:: Goal of the exercise ::
Return each entry exactly, with none missing.

* START Available data *

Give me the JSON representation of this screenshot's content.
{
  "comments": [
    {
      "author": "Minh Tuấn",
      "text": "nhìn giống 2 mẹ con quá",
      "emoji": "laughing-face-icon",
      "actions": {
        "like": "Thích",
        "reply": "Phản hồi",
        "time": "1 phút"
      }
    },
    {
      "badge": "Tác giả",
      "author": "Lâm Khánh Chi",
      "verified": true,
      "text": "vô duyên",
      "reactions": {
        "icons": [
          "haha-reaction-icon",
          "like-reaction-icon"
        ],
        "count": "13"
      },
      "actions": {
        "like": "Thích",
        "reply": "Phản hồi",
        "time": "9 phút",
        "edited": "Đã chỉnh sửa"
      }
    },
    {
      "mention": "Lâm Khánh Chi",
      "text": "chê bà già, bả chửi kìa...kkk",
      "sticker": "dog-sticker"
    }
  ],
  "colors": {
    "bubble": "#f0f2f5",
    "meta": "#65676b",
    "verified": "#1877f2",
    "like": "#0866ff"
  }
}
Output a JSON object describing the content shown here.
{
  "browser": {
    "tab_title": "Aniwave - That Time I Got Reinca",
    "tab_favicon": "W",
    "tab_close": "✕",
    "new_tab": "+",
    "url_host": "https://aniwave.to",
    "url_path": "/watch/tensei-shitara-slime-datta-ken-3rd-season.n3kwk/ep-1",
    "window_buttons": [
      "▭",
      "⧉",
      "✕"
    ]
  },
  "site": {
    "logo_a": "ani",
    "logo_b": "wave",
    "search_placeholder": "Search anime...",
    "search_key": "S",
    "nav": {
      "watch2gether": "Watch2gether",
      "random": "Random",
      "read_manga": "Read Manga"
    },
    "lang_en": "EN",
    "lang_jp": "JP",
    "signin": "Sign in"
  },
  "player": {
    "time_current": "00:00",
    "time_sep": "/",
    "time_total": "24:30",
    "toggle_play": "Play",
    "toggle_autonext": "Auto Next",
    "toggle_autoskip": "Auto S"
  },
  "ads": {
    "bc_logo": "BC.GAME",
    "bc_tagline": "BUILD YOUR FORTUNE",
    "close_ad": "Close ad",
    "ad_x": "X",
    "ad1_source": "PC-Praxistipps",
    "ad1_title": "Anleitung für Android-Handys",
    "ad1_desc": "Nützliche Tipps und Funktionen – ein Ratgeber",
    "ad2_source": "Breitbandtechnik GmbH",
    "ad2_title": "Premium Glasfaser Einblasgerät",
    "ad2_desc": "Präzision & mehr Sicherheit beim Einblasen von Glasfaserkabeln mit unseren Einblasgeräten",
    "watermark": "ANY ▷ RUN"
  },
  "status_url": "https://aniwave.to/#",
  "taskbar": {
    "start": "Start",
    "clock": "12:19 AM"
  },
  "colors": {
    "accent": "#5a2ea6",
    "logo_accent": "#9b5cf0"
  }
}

* END Available data *

:: Completed exercise ::
Give me the JSON representation of this screenshot's content.
{
  "comments": [
    {
      "author": "Minh Tuấn",
      "text": "nhìn giống 2 mẹ con quá",
      "emoji": "laughing-face-icon",
      "actions": {
        "like": "Thích",
        "reply": "Phản hồi",
        "time": "1 phút"
      }
    },
    {
      "badge": "Tác giả",
      "author": "Lâm Khánh Chi",
      "verified": true,
      "text": "vô duyên",
      "reactions": {
        "icons": [
          "haha-reaction-icon",
          "like-reaction-icon"
        ],
        "count": "13"
      },
      "actions": {
        "like": "Thích",
        "reply": "Phản hồi",
        "time": "9 phút",
        "edited": "Đã chỉnh sửa"
      }
    },
    {
      "mention": "Lâm Khánh Chi",
      "text": "chê bà già, bả chửi kìa...kkk",
      "sticker": "dog-sticker"
    }
  ],
  "colors": {
    "bubble": "#f0f2f5",
    "meta": "#65676b",
    "verified": "#1877f2",
    "like": "#0866ff"
  }
}
Output a JSON object describing the content shown here.
{
  "browser": {
    "tab_title": "Aniwave - That Time I Got Reinca",
    "tab_favicon": "W",
    "tab_close": "✕",
    "new_tab": "+",
    "url_host": "https://aniwave.to",
    "url_path": "/watch/tensei-shitara-slime-datta-ken-3rd-season.n3kwk/ep-1",
    "window_buttons": [
      "▭",
      "⧉",
      "✕"
    ]
  },
  "site": {
    "logo_a": "ani",
    "logo_b": "wave",
    "search_placeholder": "Search anime...",
    "search_key": "S",
    "nav": {
      "watch2gether": "Watch2gether",
      "random": "Random",
      "read_manga": "Read Manga"
    },
    "lang_en": "EN",
    "lang_jp": "JP",
    "signin": "Sign in"
  },
  "player": {
    "time_current": "00:00",
    "time_sep": "/",
    "time_total": "24:30",
    "toggle_play": "Play",
    "toggle_autonext": "Auto Next",
    "toggle_autoskip": "Auto S"
  },
  "ads": {
    "bc_logo": "BC.GAME",
    "bc_tagline": "BUILD YOUR FORTUNE",
    "close_ad": "Close ad",
    "ad_x": "X",
    "ad1_source": "PC-Praxistipps",
    "ad1_title": "Anleitung für Android-Handys",
    "ad1_desc": "Nützliche Tipps und Funktionen – ein Ratgeber",
    "ad2_source": "Breitbandtechnik GmbH",
    "ad2_title": "Premium Glasfaser Einblasgerät",
    "ad2_desc": "Präzision & mehr Sicherheit beim Einblasen von Glasfaserkabeln mit unseren Einblasgeräten",
    "watermark": "ANY ▷ RUN"
  },
  "status_url": "https://aniwave.to/#",
  "taskbar": {
    "start": "Start",
    "clock": "12:19 AM"
  },
  "colors": {
    "accent": "#5a2ea6",
    "logo_accent": "#9b5cf0"
  }
}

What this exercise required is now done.